§ **Recorded data**:

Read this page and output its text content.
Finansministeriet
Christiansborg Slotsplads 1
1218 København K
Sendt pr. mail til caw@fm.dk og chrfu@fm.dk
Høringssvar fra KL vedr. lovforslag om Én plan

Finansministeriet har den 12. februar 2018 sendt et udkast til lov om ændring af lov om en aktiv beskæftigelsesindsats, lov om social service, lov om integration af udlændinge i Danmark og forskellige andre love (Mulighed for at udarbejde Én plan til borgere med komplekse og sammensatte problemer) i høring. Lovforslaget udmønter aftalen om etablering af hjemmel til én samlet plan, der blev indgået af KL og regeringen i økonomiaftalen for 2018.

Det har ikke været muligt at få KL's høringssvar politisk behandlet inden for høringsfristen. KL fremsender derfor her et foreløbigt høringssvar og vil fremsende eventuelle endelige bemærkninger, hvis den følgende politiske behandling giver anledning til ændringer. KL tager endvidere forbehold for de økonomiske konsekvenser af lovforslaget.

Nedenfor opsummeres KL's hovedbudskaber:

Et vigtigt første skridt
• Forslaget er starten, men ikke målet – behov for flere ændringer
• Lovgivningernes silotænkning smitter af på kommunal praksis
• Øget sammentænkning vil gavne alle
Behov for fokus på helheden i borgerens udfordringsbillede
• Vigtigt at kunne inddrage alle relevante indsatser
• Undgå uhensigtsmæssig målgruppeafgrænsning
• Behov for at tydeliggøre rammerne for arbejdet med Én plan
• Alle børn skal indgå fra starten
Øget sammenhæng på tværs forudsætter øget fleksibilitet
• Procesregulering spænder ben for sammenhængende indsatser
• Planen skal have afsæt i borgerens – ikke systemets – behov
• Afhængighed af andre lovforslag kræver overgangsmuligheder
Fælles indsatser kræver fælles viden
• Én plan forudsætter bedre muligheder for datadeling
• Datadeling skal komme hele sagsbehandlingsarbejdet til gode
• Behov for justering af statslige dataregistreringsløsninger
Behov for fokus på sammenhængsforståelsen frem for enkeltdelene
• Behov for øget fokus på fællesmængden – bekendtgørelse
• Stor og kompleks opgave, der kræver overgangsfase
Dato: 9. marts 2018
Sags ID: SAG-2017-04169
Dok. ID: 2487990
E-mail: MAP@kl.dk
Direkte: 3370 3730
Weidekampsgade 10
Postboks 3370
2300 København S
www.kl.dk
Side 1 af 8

§ **Task instructions**:
Read the entries and show each line that mentions "indsatser".

§ **Completed task**:
• Vigtigt at kunne inddrage alle relevante indsatser
• Procesregulering spænder ben for sammenhængende indsatser
Fælles indsatser kræver fælles viden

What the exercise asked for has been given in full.